## What you need to do:
Restate the records that follow word for word; no pictures should appear.

## Available records:
※ ※ ※
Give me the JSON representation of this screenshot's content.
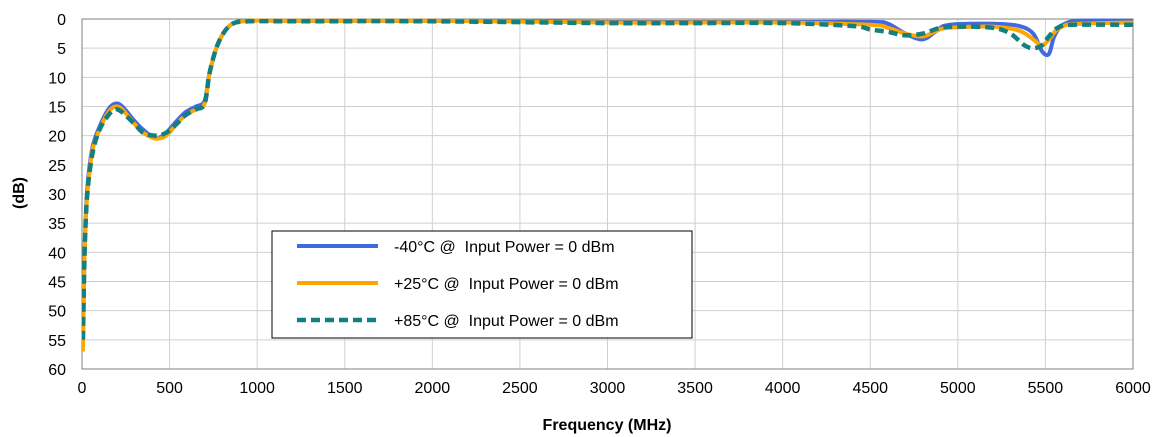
{
  "chart_data": {
    "type": "line",
    "title": "",
    "xlabel": "Frequency (MHz)",
    "ylabel": "(dB)",
    "xlim": [
      0,
      6000
    ],
    "ylim": [
      0,
      60
    ],
    "y_inverted": true,
    "grid": true,
    "legend_position": "center-left",
    "x_ticks": [
      "0",
      "500",
      "1000",
      "1500",
      "2000",
      "2500",
      "3000",
      "3500",
      "4000",
      "4500",
      "5000",
      "5500",
      "6000"
    ],
    "y_ticks": [
      "0",
      "5",
      "10",
      "15",
      "20",
      "25",
      "30",
      "35",
      "40",
      "45",
      "50",
      "55",
      "60"
    ],
    "x_tick_values": [
      0,
      500,
      1000,
      1500,
      2000,
      2500,
      3000,
      3500,
      4000,
      4500,
      5000,
      5500,
      6000
    ],
    "y_tick_values": [
      0,
      5,
      10,
      15,
      20,
      25,
      30,
      35,
      40,
      45,
      50,
      55,
      60
    ],
    "series": [
      {
        "name": "-40°C @  Input Power = 0 dBm",
        "color": "#4169e1",
        "style": "solid",
        "points": [
          [
            5,
            56
          ],
          [
            15,
            40
          ],
          [
            30,
            29
          ],
          [
            60,
            22
          ],
          [
            100,
            18.5
          ],
          [
            150,
            15.5
          ],
          [
            190,
            14.5
          ],
          [
            230,
            15
          ],
          [
            300,
            17.5
          ],
          [
            350,
            19
          ],
          [
            420,
            20.5
          ],
          [
            480,
            19.5
          ],
          [
            540,
            17.5
          ],
          [
            590,
            16
          ],
          [
            650,
            15
          ],
          [
            700,
            14
          ],
          [
            730,
            9
          ],
          [
            780,
            4
          ],
          [
            850,
            1
          ],
          [
            950,
            0.3
          ],
          [
            1200,
            0.3
          ],
          [
            2000,
            0.3
          ],
          [
            3000,
            0.5
          ],
          [
            3500,
            0.5
          ],
          [
            4000,
            0.5
          ],
          [
            4500,
            0.5
          ],
          [
            4600,
            0.8
          ],
          [
            4700,
            2.5
          ],
          [
            4800,
            3.5
          ],
          [
            4880,
            2
          ],
          [
            4950,
            1
          ],
          [
            5200,
            0.8
          ],
          [
            5350,
            1.2
          ],
          [
            5430,
            2.5
          ],
          [
            5480,
            5.5
          ],
          [
            5520,
            6
          ],
          [
            5550,
            3
          ],
          [
            5600,
            1
          ],
          [
            5700,
            0.3
          ],
          [
            6000,
            0.3
          ]
        ]
      },
      {
        "name": "+25°C @  Input Power = 0 dBm",
        "color": "#ffa500",
        "style": "solid",
        "points": [
          [
            5,
            57
          ],
          [
            15,
            40
          ],
          [
            30,
            30
          ],
          [
            60,
            22.5
          ],
          [
            100,
            19
          ],
          [
            150,
            16
          ],
          [
            190,
            15
          ],
          [
            230,
            15.5
          ],
          [
            300,
            18
          ],
          [
            350,
            19.5
          ],
          [
            420,
            20.5
          ],
          [
            480,
            20
          ],
          [
            540,
            18
          ],
          [
            590,
            16.5
          ],
          [
            650,
            15.5
          ],
          [
            700,
            14.5
          ],
          [
            730,
            9
          ],
          [
            780,
            4
          ],
          [
            850,
            1
          ],
          [
            950,
            0.3
          ],
          [
            1200,
            0.3
          ],
          [
            2000,
            0.3
          ],
          [
            3000,
            0.6
          ],
          [
            3500,
            0.6
          ],
          [
            4000,
            0.6
          ],
          [
            4500,
            1
          ],
          [
            4600,
            1.5
          ],
          [
            4700,
            2.5
          ],
          [
            4800,
            3
          ],
          [
            4880,
            2
          ],
          [
            4950,
            1.5
          ],
          [
            5200,
            1.3
          ],
          [
            5350,
            2
          ],
          [
            5430,
            3.5
          ],
          [
            5480,
            4.5
          ],
          [
            5520,
            3.5
          ],
          [
            5560,
            2
          ],
          [
            5620,
            1
          ],
          [
            5700,
            0.8
          ],
          [
            6000,
            0.6
          ]
        ]
      },
      {
        "name": "+85°C @  Input Power = 0 dBm",
        "color": "#138080",
        "style": "dashed",
        "points": [
          [
            5,
            55
          ],
          [
            15,
            40
          ],
          [
            30,
            30
          ],
          [
            60,
            23
          ],
          [
            100,
            19
          ],
          [
            150,
            16.5
          ],
          [
            190,
            15.5
          ],
          [
            230,
            16
          ],
          [
            300,
            18
          ],
          [
            350,
            19.5
          ],
          [
            420,
            20
          ],
          [
            480,
            19.5
          ],
          [
            540,
            18
          ],
          [
            590,
            16.5
          ],
          [
            650,
            15.5
          ],
          [
            700,
            14.5
          ],
          [
            730,
            9
          ],
          [
            780,
            4
          ],
          [
            850,
            1
          ],
          [
            950,
            0.4
          ],
          [
            1200,
            0.4
          ],
          [
            2000,
            0.4
          ],
          [
            3000,
            0.7
          ],
          [
            3500,
            0.7
          ],
          [
            4000,
            0.7
          ],
          [
            4400,
            1.2
          ],
          [
            4500,
            1.8
          ],
          [
            4600,
            2.2
          ],
          [
            4700,
            2.8
          ],
          [
            4800,
            2.5
          ],
          [
            4900,
            1.5
          ],
          [
            5000,
            1.3
          ],
          [
            5200,
            1.5
          ],
          [
            5300,
            2.5
          ],
          [
            5380,
            4.5
          ],
          [
            5430,
            5
          ],
          [
            5480,
            4.5
          ],
          [
            5520,
            3
          ],
          [
            5570,
            1.5
          ],
          [
            5650,
            1
          ],
          [
            6000,
            1
          ]
        ]
      }
    ]
  }
}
※ ※ ※
## Full response:
Give me the JSON representation of this screenshot's content.
{
  "chart_data": {
    "type": "line",
    "title": "",
    "xlabel": "Frequency (MHz)",
    "ylabel": "(dB)",
    "xlim": [
      0,
      6000
    ],
    "ylim": [
      0,
      60
    ],
    "y_inverted": true,
    "grid": true,
    "legend_position": "center-left",
    "x_ticks": [
      "0",
      "500",
      "1000",
      "1500",
      "2000",
      "2500",
      "3000",
      "3500",
      "4000",
      "4500",
      "5000",
      "5500",
      "6000"
    ],
    "y_ticks": [
      "0",
      "5",
      "10",
      "15",
      "20",
      "25",
      "30",
      "35",
      "40",
      "45",
      "50",
      "55",
      "60"
    ],
    "x_tick_values": [
      0,
      500,
      1000,
      1500,
      2000,
      2500,
      3000,
      3500,
      4000,
      4500,
      5000,
      5500,
      6000
    ],
    "y_tick_values": [
      0,
      5,
      10,
      15,
      20,
      25,
      30,
      35,
      40,
      45,
      50,
      55,
      60
    ],
    "series": [
      {
        "name": "-40°C @  Input Power = 0 dBm",
        "color": "#4169e1",
        "style": "solid",
        "points": [
          [
            5,
            56
          ],
          [
            15,
            40
          ],
          [
            30,
            29
          ],
          [
            60,
            22
          ],
          [
            100,
            18.5
          ],
          [
            150,
            15.5
          ],
          [
            190,
            14.5
          ],
          [
            230,
            15
          ],
          [
            300,
            17.5
          ],
          [
            350,
            19
          ],
          [
            420,
            20.5
          ],
          [
            480,
            19.5
          ],
          [
            540,
            17.5
          ],
          [
            590,
            16
          ],
          [
            650,
            15
          ],
          [
            700,
            14
          ],
          [
            730,
            9
          ],
          [
            780,
            4
          ],
          [
            850,
            1
          ],
          [
            950,
            0.3
          ],
          [
            1200,
            0.3
          ],
          [
            2000,
            0.3
          ],
          [
            3000,
            0.5
          ],
          [
            3500,
            0.5
          ],
          [
            4000,
            0.5
          ],
          [
            4500,
            0.5
          ],
          [
            4600,
            0.8
          ],
          [
            4700,
            2.5
          ],
          [
            4800,
            3.5
          ],
          [
            4880,
            2
          ],
          [
            4950,
            1
          ],
          [
            5200,
            0.8
          ],
          [
            5350,
            1.2
          ],
          [
            5430,
            2.5
          ],
          [
            5480,
            5.5
          ],
          [
            5520,
            6
          ],
          [
            5550,
            3
          ],
          [
            5600,
            1
          ],
          [
            5700,
            0.3
          ],
          [
            6000,
            0.3
          ]
        ]
      },
      {
        "name": "+25°C @  Input Power = 0 dBm",
        "color": "#ffa500",
        "style": "solid",
        "points": [
          [
            5,
            57
          ],
          [
            15,
            40
          ],
          [
            30,
            30
          ],
          [
            60,
            22.5
          ],
          [
            100,
            19
          ],
          [
            150,
            16
          ],
          [
            190,
            15
          ],
          [
            230,
            15.5
          ],
          [
            300,
            18
          ],
          [
            350,
            19.5
          ],
          [
            420,
            20.5
          ],
          [
            480,
            20
          ],
          [
            540,
            18
          ],
          [
            590,
            16.5
          ],
          [
            650,
            15.5
          ],
          [
            700,
            14.5
          ],
          [
            730,
            9
          ],
          [
            780,
            4
          ],
          [
            850,
            1
          ],
          [
            950,
            0.3
          ],
          [
            1200,
            0.3
          ],
          [
            2000,
            0.3
          ],
          [
            3000,
            0.6
          ],
          [
            3500,
            0.6
          ],
          [
            4000,
            0.6
          ],
          [
            4500,
            1
          ],
          [
            4600,
            1.5
          ],
          [
            4700,
            2.5
          ],
          [
            4800,
            3
          ],
          [
            4880,
            2
          ],
          [
            4950,
            1.5
          ],
          [
            5200,
            1.3
          ],
          [
            5350,
            2
          ],
          [
            5430,
            3.5
          ],
          [
            5480,
            4.5
          ],
          [
            5520,
            3.5
          ],
          [
            5560,
            2
          ],
          [
            5620,
            1
          ],
          [
            5700,
            0.8
          ],
          [
            6000,
            0.6
          ]
        ]
      },
      {
        "name": "+85°C @  Input Power = 0 dBm",
        "color": "#138080",
        "style": "dashed",
        "points": [
          [
            5,
            55
          ],
          [
            15,
            40
          ],
          [
            30,
            30
          ],
          [
            60,
            23
          ],
          [
            100,
            19
          ],
          [
            150,
            16.5
          ],
          [
            190,
            15.5
          ],
          [
            230,
            16
          ],
          [
            300,
            18
          ],
          [
            350,
            19.5
          ],
          [
            420,
            20
          ],
          [
            480,
            19.5
          ],
          [
            540,
            18
          ],
          [
            590,
            16.5
          ],
          [
            650,
            15.5
          ],
          [
            700,
            14.5
          ],
          [
            730,
            9
          ],
          [
            780,
            4
          ],
          [
            850,
            1
          ],
          [
            950,
            0.4
          ],
          [
            1200,
            0.4
          ],
          [
            2000,
            0.4
          ],
          [
            3000,
            0.7
          ],
          [
            3500,
            0.7
          ],
          [
            4000,
            0.7
          ],
          [
            4400,
            1.2
          ],
          [
            4500,
            1.8
          ],
          [
            4600,
            2.2
          ],
          [
            4700,
            2.8
          ],
          [
            4800,
            2.5
          ],
          [
            4900,
            1.5
          ],
          [
            5000,
            1.3
          ],
          [
            5200,
            1.5
          ],
          [
            5300,
            2.5
          ],
          [
            5380,
            4.5
          ],
          [
            5430,
            5
          ],
          [
            5480,
            4.5
          ],
          [
            5520,
            3
          ],
          [
            5570,
            1.5
          ],
          [
            5650,
            1
          ],
          [
            6000,
            1
          ]
        ]
      }
    ]
  }
}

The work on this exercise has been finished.